— Instructions for the task —
From the entries below, gather each line containing the word "Output".

— Dataset rows —
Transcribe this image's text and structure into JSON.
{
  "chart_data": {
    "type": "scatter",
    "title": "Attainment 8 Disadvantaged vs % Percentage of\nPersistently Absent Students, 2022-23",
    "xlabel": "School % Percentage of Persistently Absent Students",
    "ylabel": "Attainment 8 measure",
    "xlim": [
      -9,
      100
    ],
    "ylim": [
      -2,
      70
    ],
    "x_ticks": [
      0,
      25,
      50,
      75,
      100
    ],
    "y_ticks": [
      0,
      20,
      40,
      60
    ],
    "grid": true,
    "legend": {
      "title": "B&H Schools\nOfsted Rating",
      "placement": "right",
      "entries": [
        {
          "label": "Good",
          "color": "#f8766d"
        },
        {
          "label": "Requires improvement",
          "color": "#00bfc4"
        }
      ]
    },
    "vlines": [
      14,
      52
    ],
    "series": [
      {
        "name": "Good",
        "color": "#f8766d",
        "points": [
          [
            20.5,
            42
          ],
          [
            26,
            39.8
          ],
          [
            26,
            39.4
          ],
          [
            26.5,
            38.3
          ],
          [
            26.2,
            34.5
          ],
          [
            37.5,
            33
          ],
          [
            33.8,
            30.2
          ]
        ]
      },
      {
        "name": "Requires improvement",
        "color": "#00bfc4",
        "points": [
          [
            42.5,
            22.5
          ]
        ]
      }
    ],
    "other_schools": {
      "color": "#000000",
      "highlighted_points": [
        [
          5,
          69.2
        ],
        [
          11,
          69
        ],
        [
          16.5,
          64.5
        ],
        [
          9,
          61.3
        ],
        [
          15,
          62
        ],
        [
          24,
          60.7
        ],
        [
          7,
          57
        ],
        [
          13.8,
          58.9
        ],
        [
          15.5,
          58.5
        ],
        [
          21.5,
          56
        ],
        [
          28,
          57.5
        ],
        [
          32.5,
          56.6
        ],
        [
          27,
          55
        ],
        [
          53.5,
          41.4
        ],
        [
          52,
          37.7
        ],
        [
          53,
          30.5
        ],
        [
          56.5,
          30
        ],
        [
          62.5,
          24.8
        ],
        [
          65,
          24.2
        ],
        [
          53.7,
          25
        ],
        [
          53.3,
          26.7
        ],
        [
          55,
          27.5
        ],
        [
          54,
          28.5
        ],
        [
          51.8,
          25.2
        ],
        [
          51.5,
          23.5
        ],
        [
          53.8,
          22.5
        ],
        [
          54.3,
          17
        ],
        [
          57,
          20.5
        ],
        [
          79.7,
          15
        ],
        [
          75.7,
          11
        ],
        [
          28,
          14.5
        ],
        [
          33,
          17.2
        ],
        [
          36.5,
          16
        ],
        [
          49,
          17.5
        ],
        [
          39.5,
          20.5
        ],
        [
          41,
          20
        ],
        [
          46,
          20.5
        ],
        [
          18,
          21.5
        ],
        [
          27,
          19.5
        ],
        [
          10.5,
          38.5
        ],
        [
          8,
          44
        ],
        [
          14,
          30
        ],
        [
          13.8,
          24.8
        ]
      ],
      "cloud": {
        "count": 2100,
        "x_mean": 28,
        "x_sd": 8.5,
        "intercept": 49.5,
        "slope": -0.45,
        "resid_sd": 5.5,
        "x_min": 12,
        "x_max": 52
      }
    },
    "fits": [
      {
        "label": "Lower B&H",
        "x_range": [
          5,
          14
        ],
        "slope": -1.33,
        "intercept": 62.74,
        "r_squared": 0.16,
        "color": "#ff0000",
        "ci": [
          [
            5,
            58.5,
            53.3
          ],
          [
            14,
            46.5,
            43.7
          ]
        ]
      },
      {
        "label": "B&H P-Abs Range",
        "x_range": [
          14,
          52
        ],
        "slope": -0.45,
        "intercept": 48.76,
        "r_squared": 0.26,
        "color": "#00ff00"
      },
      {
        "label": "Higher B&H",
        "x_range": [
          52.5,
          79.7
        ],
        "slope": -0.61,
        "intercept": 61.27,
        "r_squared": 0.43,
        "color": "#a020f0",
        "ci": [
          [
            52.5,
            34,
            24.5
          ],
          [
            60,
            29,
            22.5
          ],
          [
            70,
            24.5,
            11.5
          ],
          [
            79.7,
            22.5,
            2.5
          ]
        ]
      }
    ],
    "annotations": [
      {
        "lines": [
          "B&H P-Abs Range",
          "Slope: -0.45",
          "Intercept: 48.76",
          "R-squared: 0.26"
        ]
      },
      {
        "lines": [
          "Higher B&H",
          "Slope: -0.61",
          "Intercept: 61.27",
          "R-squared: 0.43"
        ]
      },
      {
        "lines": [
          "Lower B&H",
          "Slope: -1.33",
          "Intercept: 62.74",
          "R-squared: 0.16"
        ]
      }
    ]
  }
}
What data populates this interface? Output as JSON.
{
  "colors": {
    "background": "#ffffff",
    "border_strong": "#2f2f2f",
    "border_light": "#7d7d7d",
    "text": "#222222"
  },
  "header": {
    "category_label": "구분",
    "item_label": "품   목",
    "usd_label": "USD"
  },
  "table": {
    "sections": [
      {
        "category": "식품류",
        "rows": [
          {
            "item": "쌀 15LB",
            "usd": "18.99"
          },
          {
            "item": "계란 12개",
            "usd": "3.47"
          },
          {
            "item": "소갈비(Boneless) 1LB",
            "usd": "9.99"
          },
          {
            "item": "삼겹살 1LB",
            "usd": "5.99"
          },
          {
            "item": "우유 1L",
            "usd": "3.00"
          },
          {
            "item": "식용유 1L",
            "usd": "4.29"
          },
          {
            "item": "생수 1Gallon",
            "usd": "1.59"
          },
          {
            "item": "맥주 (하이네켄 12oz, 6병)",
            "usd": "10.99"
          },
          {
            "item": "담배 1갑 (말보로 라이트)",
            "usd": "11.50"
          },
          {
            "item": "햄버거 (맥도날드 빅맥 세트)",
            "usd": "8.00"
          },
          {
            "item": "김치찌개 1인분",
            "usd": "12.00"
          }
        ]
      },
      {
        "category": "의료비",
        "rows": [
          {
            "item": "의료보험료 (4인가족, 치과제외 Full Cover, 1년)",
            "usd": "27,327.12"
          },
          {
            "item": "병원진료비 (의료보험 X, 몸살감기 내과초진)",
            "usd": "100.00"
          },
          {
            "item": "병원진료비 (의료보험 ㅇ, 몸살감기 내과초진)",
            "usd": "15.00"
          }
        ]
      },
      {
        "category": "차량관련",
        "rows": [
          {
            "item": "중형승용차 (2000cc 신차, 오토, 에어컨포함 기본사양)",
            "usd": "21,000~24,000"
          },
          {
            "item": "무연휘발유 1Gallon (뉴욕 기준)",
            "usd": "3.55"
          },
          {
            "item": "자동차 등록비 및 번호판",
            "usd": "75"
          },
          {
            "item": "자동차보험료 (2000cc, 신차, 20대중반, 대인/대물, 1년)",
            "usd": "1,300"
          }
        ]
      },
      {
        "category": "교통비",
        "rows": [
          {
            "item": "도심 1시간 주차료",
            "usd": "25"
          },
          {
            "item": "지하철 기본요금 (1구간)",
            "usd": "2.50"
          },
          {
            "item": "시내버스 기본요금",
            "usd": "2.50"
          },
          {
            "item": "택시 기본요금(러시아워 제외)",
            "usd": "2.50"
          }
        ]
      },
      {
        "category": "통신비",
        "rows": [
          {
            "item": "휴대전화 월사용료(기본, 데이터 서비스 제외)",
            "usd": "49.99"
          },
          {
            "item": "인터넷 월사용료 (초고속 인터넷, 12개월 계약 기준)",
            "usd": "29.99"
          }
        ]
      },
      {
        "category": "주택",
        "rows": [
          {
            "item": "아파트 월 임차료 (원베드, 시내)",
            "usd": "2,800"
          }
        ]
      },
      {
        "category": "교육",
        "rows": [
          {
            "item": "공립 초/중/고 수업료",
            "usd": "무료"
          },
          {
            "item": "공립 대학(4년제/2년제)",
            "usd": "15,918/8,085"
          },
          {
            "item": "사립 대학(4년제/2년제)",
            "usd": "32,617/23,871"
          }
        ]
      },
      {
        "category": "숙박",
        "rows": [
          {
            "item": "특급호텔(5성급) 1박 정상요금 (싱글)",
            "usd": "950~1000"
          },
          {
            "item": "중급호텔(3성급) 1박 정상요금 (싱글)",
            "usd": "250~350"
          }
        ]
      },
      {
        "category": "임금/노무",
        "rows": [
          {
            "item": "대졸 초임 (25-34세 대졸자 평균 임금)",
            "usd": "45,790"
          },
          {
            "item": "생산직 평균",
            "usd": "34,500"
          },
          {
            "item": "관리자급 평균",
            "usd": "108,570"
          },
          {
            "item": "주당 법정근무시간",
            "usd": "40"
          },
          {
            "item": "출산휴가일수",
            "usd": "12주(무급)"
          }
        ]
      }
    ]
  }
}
...
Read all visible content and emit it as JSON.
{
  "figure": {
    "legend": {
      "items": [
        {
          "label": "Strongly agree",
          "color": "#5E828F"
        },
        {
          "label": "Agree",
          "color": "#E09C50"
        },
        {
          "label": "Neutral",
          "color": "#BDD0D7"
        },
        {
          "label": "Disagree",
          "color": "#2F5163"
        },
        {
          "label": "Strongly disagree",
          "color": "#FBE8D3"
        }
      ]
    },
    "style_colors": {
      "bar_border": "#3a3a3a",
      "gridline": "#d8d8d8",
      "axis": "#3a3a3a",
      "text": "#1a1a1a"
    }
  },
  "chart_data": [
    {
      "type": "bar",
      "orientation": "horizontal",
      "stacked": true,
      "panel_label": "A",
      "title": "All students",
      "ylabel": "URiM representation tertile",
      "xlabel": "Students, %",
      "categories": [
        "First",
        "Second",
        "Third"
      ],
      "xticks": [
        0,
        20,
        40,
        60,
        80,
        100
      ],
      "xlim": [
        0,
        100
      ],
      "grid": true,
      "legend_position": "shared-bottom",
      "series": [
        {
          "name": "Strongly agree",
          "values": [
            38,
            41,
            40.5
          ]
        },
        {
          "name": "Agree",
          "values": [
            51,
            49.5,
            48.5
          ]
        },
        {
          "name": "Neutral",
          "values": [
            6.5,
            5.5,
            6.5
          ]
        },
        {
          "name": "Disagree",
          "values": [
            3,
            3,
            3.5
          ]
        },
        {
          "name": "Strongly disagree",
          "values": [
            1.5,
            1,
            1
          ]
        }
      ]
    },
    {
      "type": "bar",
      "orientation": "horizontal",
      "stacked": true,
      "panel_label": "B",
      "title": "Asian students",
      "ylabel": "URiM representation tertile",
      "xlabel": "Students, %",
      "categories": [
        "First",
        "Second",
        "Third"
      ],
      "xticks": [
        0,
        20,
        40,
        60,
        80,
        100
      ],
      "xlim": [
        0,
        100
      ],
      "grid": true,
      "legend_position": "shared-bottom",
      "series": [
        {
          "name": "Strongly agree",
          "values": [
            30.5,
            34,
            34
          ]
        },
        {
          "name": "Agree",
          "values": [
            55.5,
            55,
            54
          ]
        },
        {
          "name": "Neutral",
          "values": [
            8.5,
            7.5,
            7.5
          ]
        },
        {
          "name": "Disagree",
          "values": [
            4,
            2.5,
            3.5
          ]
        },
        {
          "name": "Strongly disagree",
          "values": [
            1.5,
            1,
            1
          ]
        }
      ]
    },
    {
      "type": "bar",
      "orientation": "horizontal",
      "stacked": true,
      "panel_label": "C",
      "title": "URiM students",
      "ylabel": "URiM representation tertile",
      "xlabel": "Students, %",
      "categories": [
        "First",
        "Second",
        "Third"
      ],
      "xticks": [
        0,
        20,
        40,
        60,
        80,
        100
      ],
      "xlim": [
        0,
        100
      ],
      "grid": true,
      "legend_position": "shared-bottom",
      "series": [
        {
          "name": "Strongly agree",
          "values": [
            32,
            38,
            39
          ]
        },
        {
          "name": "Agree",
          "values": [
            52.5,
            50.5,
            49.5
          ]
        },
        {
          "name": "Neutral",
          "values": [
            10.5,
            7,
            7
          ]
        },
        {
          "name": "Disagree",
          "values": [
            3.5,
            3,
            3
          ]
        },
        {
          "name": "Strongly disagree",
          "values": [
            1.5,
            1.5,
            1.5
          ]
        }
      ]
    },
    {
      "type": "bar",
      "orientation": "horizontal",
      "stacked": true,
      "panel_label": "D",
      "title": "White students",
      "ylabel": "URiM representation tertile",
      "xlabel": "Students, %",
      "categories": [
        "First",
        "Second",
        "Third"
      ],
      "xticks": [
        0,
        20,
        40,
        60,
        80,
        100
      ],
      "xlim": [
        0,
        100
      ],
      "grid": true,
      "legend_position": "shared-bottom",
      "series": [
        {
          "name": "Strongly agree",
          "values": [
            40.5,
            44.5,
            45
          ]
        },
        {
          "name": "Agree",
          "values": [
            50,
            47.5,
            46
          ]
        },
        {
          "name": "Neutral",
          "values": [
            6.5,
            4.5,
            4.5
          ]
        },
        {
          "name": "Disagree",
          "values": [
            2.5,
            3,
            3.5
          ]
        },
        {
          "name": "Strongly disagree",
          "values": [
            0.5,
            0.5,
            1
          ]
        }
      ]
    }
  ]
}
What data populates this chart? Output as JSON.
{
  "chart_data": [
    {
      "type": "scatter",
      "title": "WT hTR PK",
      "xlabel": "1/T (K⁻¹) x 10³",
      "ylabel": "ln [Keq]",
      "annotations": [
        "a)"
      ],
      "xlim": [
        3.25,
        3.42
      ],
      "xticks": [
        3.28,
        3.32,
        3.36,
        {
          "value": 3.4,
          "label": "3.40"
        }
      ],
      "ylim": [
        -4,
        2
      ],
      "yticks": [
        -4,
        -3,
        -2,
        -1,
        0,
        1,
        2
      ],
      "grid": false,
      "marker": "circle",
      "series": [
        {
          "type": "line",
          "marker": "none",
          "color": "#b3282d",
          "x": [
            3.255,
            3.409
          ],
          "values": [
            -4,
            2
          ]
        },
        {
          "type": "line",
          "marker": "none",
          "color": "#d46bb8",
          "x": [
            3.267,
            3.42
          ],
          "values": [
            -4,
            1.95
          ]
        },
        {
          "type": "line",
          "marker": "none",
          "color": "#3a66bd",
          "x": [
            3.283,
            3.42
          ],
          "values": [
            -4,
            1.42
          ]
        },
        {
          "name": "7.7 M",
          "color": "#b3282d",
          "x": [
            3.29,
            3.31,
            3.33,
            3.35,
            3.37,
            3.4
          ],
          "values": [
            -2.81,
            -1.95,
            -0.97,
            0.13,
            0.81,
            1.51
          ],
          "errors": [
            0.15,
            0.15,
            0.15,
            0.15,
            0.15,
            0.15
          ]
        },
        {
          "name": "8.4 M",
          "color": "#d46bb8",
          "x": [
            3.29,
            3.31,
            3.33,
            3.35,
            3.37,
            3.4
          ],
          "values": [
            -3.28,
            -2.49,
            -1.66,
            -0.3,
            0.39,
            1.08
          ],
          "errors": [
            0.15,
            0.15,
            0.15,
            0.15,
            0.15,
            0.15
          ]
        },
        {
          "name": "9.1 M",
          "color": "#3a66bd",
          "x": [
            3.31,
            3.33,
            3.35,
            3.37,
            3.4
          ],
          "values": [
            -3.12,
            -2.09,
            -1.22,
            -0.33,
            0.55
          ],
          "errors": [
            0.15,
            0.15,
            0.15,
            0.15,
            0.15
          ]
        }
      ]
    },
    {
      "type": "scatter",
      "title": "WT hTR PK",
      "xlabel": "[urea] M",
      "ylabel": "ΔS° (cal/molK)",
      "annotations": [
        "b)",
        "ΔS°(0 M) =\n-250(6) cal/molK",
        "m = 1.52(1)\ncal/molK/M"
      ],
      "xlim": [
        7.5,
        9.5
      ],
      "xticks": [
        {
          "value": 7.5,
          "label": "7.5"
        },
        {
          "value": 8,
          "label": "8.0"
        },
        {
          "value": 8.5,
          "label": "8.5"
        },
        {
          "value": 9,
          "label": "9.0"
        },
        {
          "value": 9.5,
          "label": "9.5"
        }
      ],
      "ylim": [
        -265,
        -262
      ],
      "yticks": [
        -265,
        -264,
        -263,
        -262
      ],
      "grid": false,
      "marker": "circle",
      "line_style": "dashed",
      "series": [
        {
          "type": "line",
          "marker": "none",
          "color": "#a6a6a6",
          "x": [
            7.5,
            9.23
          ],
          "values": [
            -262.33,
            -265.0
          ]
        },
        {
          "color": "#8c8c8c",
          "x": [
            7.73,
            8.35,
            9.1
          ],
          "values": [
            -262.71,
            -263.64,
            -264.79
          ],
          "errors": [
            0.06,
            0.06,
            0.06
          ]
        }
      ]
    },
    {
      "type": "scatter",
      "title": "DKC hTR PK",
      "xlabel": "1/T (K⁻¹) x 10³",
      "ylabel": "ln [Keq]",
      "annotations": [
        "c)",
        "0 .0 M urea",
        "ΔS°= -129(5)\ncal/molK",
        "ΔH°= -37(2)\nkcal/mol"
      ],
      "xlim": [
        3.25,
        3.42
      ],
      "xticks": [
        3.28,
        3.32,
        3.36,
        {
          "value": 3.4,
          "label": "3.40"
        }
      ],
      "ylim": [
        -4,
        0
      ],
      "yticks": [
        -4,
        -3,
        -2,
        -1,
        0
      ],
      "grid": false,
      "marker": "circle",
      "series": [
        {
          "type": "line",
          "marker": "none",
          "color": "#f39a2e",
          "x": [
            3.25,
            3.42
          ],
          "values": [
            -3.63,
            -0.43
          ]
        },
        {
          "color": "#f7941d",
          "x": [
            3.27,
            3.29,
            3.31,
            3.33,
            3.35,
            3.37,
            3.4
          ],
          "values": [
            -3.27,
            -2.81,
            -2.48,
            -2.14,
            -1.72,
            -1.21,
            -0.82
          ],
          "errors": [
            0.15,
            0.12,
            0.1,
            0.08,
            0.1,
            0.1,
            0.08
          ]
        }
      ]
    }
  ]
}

— Solution —
What data populates this interface? Output as JSON.
What data populates this chart? Output as JSON.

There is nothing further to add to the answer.